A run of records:
::::
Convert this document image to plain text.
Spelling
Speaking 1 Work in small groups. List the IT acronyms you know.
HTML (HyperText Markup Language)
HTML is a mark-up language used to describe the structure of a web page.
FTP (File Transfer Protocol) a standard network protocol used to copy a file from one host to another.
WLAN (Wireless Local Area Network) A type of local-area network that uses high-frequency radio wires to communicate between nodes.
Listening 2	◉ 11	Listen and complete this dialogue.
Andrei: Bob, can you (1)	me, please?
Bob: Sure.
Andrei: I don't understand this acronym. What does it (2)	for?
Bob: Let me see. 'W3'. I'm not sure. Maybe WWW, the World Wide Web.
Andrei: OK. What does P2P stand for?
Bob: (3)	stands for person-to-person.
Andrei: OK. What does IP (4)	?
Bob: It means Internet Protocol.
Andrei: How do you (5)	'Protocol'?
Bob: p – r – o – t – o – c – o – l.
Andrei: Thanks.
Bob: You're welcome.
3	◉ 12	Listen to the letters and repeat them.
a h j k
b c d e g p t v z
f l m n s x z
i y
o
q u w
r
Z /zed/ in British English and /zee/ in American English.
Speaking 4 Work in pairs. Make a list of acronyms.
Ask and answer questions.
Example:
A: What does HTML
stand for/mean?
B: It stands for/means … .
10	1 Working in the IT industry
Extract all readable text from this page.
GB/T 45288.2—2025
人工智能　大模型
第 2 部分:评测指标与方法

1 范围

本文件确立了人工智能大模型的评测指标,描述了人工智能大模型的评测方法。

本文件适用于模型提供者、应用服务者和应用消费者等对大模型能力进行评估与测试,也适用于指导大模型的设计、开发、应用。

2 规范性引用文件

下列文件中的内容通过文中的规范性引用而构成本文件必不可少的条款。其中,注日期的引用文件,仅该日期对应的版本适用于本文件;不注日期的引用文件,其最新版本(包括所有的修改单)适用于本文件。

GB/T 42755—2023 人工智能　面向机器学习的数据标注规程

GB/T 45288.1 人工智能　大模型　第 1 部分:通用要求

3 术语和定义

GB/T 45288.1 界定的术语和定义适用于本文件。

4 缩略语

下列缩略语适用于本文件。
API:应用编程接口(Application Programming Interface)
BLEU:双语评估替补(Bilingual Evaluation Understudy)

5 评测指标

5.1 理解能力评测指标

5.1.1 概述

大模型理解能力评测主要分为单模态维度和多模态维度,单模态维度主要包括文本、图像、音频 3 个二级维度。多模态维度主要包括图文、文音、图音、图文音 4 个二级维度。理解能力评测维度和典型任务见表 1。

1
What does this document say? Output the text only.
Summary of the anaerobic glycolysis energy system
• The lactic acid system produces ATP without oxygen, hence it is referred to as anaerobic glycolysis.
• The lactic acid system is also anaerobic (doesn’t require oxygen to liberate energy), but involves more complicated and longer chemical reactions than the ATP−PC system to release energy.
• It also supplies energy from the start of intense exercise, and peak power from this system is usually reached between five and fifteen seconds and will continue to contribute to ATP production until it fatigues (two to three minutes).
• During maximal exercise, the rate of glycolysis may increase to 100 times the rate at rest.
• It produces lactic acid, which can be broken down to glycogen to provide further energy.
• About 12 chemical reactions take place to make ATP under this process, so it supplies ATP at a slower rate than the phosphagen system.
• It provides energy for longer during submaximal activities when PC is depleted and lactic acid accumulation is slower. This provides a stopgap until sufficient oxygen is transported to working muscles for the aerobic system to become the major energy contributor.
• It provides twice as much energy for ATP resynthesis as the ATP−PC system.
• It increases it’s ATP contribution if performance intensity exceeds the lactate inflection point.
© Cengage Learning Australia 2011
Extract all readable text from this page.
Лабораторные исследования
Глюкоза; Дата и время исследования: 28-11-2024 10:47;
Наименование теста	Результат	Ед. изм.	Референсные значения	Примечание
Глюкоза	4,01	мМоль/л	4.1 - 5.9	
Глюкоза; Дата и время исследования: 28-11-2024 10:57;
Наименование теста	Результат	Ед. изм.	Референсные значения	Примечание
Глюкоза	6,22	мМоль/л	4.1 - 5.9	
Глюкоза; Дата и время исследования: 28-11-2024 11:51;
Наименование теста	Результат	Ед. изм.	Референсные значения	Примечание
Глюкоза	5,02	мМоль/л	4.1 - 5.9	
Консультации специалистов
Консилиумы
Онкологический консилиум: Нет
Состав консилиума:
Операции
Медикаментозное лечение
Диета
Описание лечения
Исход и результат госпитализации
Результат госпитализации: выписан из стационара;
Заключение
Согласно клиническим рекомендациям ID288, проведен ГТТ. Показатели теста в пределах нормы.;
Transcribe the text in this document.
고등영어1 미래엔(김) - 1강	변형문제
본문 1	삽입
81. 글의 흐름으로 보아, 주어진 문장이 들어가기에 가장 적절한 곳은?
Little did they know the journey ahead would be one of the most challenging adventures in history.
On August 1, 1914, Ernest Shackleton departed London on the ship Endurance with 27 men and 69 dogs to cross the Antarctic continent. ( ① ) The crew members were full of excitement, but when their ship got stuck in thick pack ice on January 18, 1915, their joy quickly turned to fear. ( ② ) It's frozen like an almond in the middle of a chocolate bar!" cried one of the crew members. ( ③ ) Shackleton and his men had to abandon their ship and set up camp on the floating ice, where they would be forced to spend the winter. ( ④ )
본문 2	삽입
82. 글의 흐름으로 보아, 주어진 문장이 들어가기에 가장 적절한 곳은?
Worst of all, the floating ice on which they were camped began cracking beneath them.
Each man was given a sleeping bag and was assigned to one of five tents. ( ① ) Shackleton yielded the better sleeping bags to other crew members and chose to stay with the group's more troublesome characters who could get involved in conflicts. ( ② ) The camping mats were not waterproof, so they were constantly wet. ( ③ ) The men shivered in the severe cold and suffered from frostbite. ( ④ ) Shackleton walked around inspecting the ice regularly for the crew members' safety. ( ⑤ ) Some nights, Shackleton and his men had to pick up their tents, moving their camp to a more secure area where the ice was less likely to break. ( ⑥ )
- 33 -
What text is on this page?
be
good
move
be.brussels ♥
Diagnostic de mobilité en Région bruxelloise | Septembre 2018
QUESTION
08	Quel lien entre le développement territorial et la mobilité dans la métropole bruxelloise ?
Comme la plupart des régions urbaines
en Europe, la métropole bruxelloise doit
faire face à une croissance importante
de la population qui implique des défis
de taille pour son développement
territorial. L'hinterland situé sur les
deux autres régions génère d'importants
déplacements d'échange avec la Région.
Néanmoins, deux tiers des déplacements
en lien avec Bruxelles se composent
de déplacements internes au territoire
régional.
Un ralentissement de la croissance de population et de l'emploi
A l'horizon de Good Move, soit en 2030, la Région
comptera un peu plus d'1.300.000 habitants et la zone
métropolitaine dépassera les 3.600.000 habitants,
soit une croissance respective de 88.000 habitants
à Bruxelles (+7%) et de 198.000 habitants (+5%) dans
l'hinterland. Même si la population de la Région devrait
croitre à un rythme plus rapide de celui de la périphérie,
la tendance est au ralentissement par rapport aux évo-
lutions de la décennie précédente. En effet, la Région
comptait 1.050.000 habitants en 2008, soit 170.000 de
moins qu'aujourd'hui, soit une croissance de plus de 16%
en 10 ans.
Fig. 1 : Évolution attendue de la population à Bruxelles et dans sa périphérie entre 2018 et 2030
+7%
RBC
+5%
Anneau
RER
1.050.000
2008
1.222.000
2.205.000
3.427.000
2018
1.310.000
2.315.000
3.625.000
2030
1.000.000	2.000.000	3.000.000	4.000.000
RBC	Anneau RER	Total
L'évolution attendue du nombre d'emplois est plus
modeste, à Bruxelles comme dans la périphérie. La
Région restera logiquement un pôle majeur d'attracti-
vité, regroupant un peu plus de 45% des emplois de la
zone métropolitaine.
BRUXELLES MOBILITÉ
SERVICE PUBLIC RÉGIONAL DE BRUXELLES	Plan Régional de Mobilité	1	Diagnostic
::::
◆ **Goal of the exercise**
Quote the whole listing above, leaving nothing out.

◆ **Result**
Convert this document image to plain text.
Spelling
Speaking 1 Work in small groups. List the IT acronyms you know.
HTML (HyperText Markup Language)
HTML is a mark-up language used to describe the structure of a web page.
FTP (File Transfer Protocol) a standard network protocol used to copy a file from one host to another.
WLAN (Wireless Local Area Network) A type of local-area network that uses high-frequency radio wires to communicate between nodes.
Listening 2	◉ 11	Listen and complete this dialogue.
Andrei: Bob, can you (1)	me, please?
Bob: Sure.
Andrei: I don't understand this acronym. What does it (2)	for?
Bob: Let me see. 'W3'. I'm not sure. Maybe WWW, the World Wide Web.
Andrei: OK. What does P2P stand for?
Bob: (3)	stands for person-to-person.
Andrei: OK. What does IP (4)	?
Bob: It means Internet Protocol.
Andrei: How do you (5)	'Protocol'?
Bob: p – r – o – t – o – c – o – l.
Andrei: Thanks.
Bob: You're welcome.
3	◉ 12	Listen to the letters and repeat them.
a h j k
b c d e g p t v z
f l m n s x z
i y
o
q u w
r
Z /zed/ in British English and /zee/ in American English.
Speaking 4 Work in pairs. Make a list of acronyms.
Ask and answer questions.
Example:
A: What does HTML
stand for/mean?
B: It stands for/means … .
10	1 Working in the IT industry
Extract all readable text from this page.
GB/T 45288.2—2025
人工智能　大模型
第 2 部分:评测指标与方法

1 范围

本文件确立了人工智能大模型的评测指标,描述了人工智能大模型的评测方法。

本文件适用于模型提供者、应用服务者和应用消费者等对大模型能力进行评估与测试,也适用于指导大模型的设计、开发、应用。

2 规范性引用文件

下列文件中的内容通过文中的规范性引用而构成本文件必不可少的条款。其中,注日期的引用文件,仅该日期对应的版本适用于本文件;不注日期的引用文件,其最新版本(包括所有的修改单)适用于本文件。

GB/T 42755—2023 人工智能　面向机器学习的数据标注规程

GB/T 45288.1 人工智能　大模型　第 1 部分:通用要求

3 术语和定义

GB/T 45288.1 界定的术语和定义适用于本文件。

4 缩略语

下列缩略语适用于本文件。
API:应用编程接口(Application Programming Interface)
BLEU:双语评估替补(Bilingual Evaluation Understudy)

5 评测指标

5.1 理解能力评测指标

5.1.1 概述

大模型理解能力评测主要分为单模态维度和多模态维度,单模态维度主要包括文本、图像、音频 3 个二级维度。多模态维度主要包括图文、文音、图音、图文音 4 个二级维度。理解能力评测维度和典型任务见表 1。

1
What does this document say? Output the text only.
Summary of the anaerobic glycolysis energy system
• The lactic acid system produces ATP without oxygen, hence it is referred to as anaerobic glycolysis.
• The lactic acid system is also anaerobic (doesn’t require oxygen to liberate energy), but involves more complicated and longer chemical reactions than the ATP−PC system to release energy.
• It also supplies energy from the start of intense exercise, and peak power from this system is usually reached between five and fifteen seconds and will continue to contribute to ATP production until it fatigues (two to three minutes).
• During maximal exercise, the rate of glycolysis may increase to 100 times the rate at rest.
• It produces lactic acid, which can be broken down to glycogen to provide further energy.
• About 12 chemical reactions take place to make ATP under this process, so it supplies ATP at a slower rate than the phosphagen system.
• It provides energy for longer during submaximal activities when PC is depleted and lactic acid accumulation is slower. This provides a stopgap until sufficient oxygen is transported to working muscles for the aerobic system to become the major energy contributor.
• It provides twice as much energy for ATP resynthesis as the ATP−PC system.
• It increases it’s ATP contribution if performance intensity exceeds the lactate inflection point.
© Cengage Learning Australia 2011
Extract all readable text from this page.
Лабораторные исследования
Глюкоза; Дата и время исследования: 28-11-2024 10:47;
Наименование теста	Результат	Ед. изм.	Референсные значения	Примечание
Глюкоза	4,01	мМоль/л	4.1 - 5.9	
Глюкоза; Дата и время исследования: 28-11-2024 10:57;
Наименование теста	Результат	Ед. изм.	Референсные значения	Примечание
Глюкоза	6,22	мМоль/л	4.1 - 5.9	
Глюкоза; Дата и время исследования: 28-11-2024 11:51;
Наименование теста	Результат	Ед. изм.	Референсные значения	Примечание
Глюкоза	5,02	мМоль/л	4.1 - 5.9	
Консультации специалистов
Консилиумы
Онкологический консилиум: Нет
Состав консилиума:
Операции
Медикаментозное лечение
Диета
Описание лечения
Исход и результат госпитализации
Результат госпитализации: выписан из стационара;
Заключение
Согласно клиническим рекомендациям ID288, проведен ГТТ. Показатели теста в пределах нормы.;
Transcribe the text in this document.
고등영어1 미래엔(김) - 1강	변형문제
본문 1	삽입
81. 글의 흐름으로 보아, 주어진 문장이 들어가기에 가장 적절한 곳은?
Little did they know the journey ahead would be one of the most challenging adventures in history.
On August 1, 1914, Ernest Shackleton departed London on the ship Endurance with 27 men and 69 dogs to cross the Antarctic continent. ( ① ) The crew members were full of excitement, but when their ship got stuck in thick pack ice on January 18, 1915, their joy quickly turned to fear. ( ② ) It's frozen like an almond in the middle of a chocolate bar!" cried one of the crew members. ( ③ ) Shackleton and his men had to abandon their ship and set up camp on the floating ice, where they would be forced to spend the winter. ( ④ )
본문 2	삽입
82. 글의 흐름으로 보아, 주어진 문장이 들어가기에 가장 적절한 곳은?
Worst of all, the floating ice on which they were camped began cracking beneath them.
Each man was given a sleeping bag and was assigned to one of five tents. ( ① ) Shackleton yielded the better sleeping bags to other crew members and chose to stay with the group's more troublesome characters who could get involved in conflicts. ( ② ) The camping mats were not waterproof, so they were constantly wet. ( ③ ) The men shivered in the severe cold and suffered from frostbite. ( ④ ) Shackleton walked around inspecting the ice regularly for the crew members' safety. ( ⑤ ) Some nights, Shackleton and his men had to pick up their tents, moving their camp to a more secure area where the ice was less likely to break. ( ⑥ )
- 33 -
What text is on this page?
be
good
move
be.brussels ♥
Diagnostic de mobilité en Région bruxelloise | Septembre 2018
QUESTION
08	Quel lien entre le développement territorial et la mobilité dans la métropole bruxelloise ?
Comme la plupart des régions urbaines
en Europe, la métropole bruxelloise doit
faire face à une croissance importante
de la population qui implique des défis
de taille pour son développement
territorial. L'hinterland situé sur les
deux autres régions génère d'importants
déplacements d'échange avec la Région.
Néanmoins, deux tiers des déplacements
en lien avec Bruxelles se composent
de déplacements internes au territoire
régional.
Un ralentissement de la croissance de population et de l'emploi
A l'horizon de Good Move, soit en 2030, la Région
comptera un peu plus d'1.300.000 habitants et la zone
métropolitaine dépassera les 3.600.000 habitants,
soit une croissance respective de 88.000 habitants
à Bruxelles (+7%) et de 198.000 habitants (+5%) dans
l'hinterland. Même si la population de la Région devrait
croitre à un rythme plus rapide de celui de la périphérie,
la tendance est au ralentissement par rapport aux évo-
lutions de la décennie précédente. En effet, la Région
comptait 1.050.000 habitants en 2008, soit 170.000 de
moins qu'aujourd'hui, soit une croissance de plus de 16%
en 10 ans.
Fig. 1 : Évolution attendue de la population à Bruxelles et dans sa périphérie entre 2018 et 2030
+7%
RBC
+5%
Anneau
RER
1.050.000
2008
1.222.000
2.205.000
3.427.000
2018
1.310.000
2.315.000
3.625.000
2030
1.000.000	2.000.000	3.000.000	4.000.000
RBC	Anneau RER	Total
L'évolution attendue du nombre d'emplois est plus
modeste, à Bruxelles comme dans la périphérie. La
Région restera logiquement un pôle majeur d'attracti-
vité, regroupant un peu plus de 45% des emplois de la
zone métropolitaine.
BRUXELLES MOBILITÉ
SERVICE PUBLIC RÉGIONAL DE BRUXELLES	Plan Régional de Mobilité	1	Diagnostic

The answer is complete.